Aim of the exercise
Retype, with no alterations, every line between the one containing "Enumerate this screenshot's" and the one containing "What's the underlying", counting both of those lines too. Pictures are to be left out.

Data in this exercise
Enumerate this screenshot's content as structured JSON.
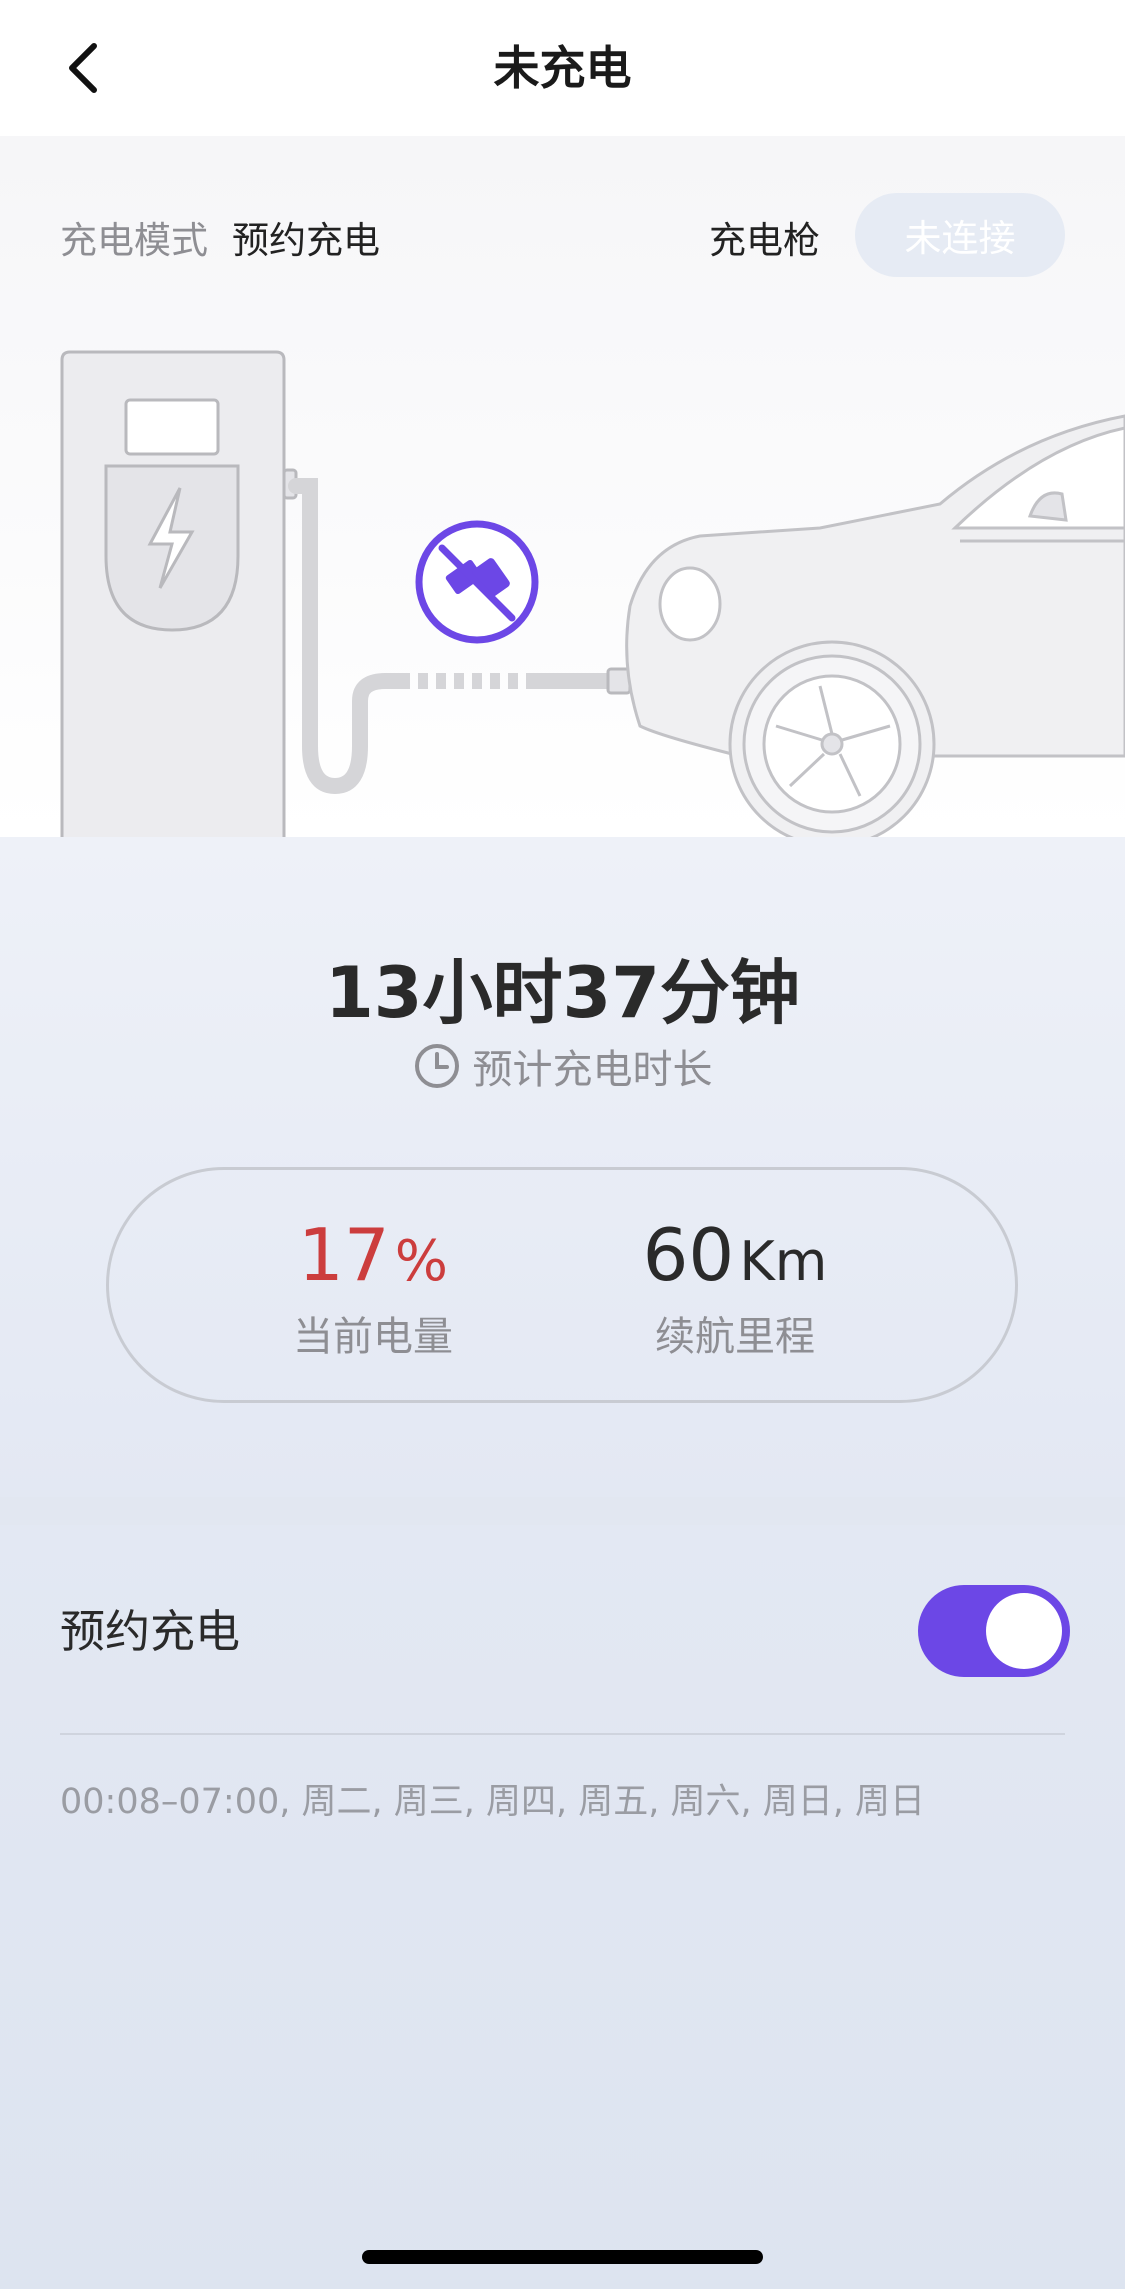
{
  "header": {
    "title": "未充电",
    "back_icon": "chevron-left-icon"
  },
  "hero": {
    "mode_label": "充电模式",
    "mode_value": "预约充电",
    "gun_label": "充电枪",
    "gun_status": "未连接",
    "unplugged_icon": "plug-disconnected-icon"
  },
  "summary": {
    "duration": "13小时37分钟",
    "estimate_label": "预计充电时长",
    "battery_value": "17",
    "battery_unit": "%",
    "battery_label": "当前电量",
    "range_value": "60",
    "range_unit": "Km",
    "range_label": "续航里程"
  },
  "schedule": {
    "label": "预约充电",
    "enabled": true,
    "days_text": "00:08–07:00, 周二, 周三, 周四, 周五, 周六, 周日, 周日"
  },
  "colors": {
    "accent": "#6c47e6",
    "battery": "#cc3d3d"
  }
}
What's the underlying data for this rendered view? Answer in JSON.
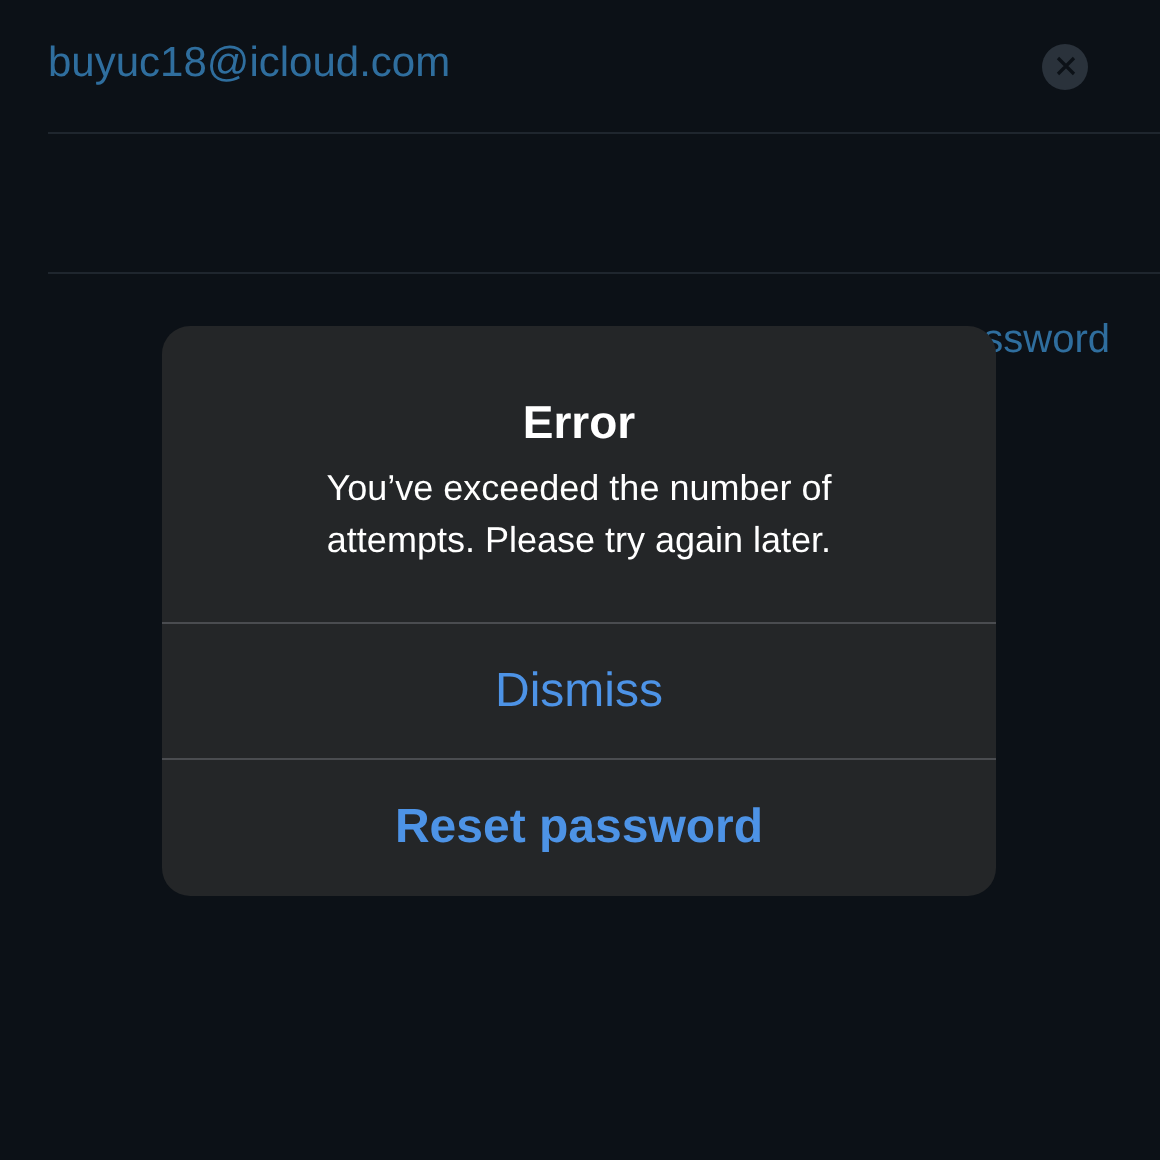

* * *

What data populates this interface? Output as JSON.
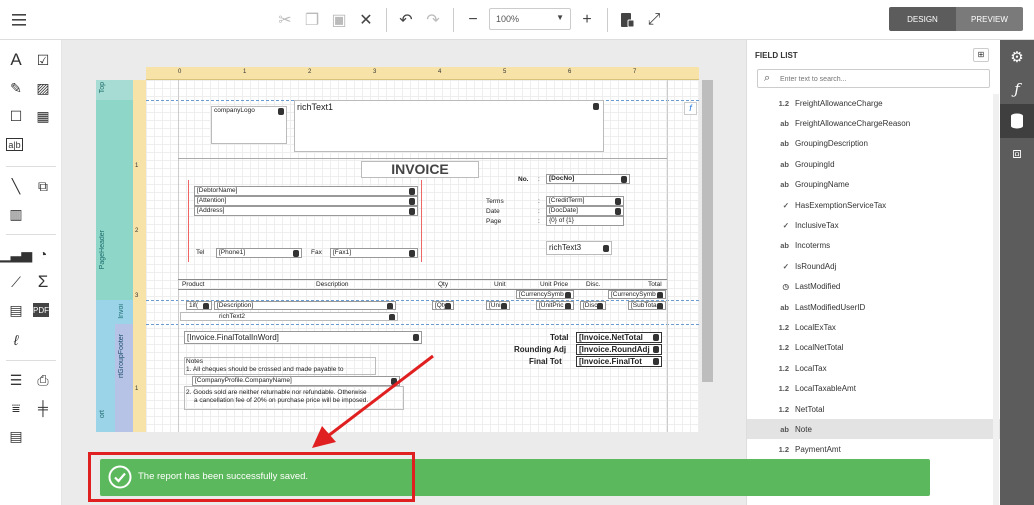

--

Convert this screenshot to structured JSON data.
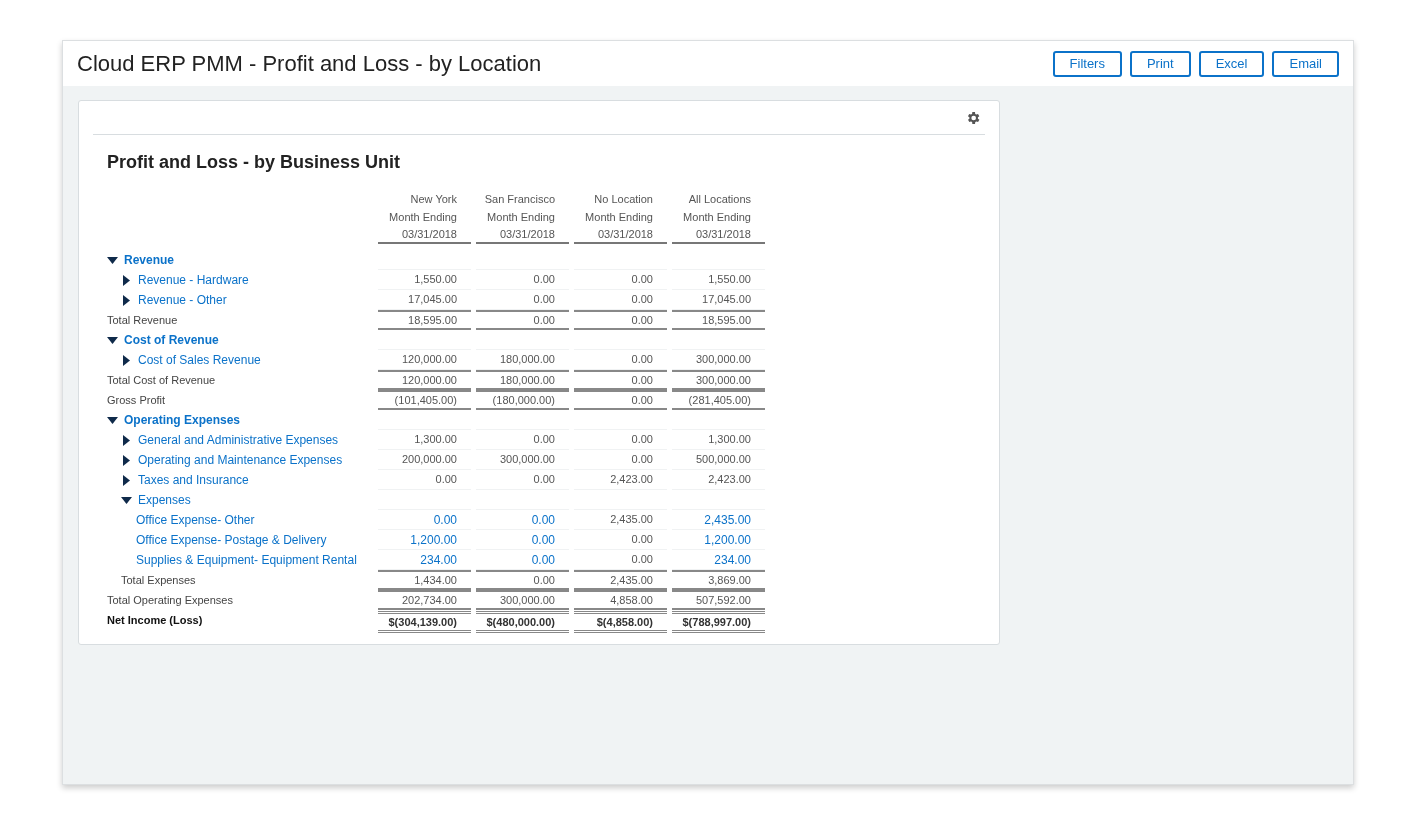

Solution to this exercise
Enumerate this screenshot's content as structured JSON.
{
  "header": {
    "title": "未充电",
    "back_icon": "chevron-left-icon"
  },
  "hero": {
    "mode_label": "充电模式",
    "mode_value": "预约充电",
    "gun_label": "充电枪",
    "gun_status": "未连接",
    "unplugged_icon": "plug-disconnected-icon"
  },
  "summary": {
    "duration": "13小时37分钟",
    "estimate_label": "预计充电时长",
    "battery_value": "17",
    "battery_unit": "%",
    "battery_label": "当前电量",
    "range_value": "60",
    "range_unit": "Km",
    "range_label": "续航里程"
  },
  "schedule": {
    "label": "预约充电",
    "enabled": true,
    "days_text": "00:08–07:00, 周二, 周三, 周四, 周五, 周六, 周日, 周日"
  },
  "colors": {
    "accent": "#6c47e6",
    "battery": "#cc3d3d"
  }
}
What's the underlying data for this rendered view? Answer in JSON.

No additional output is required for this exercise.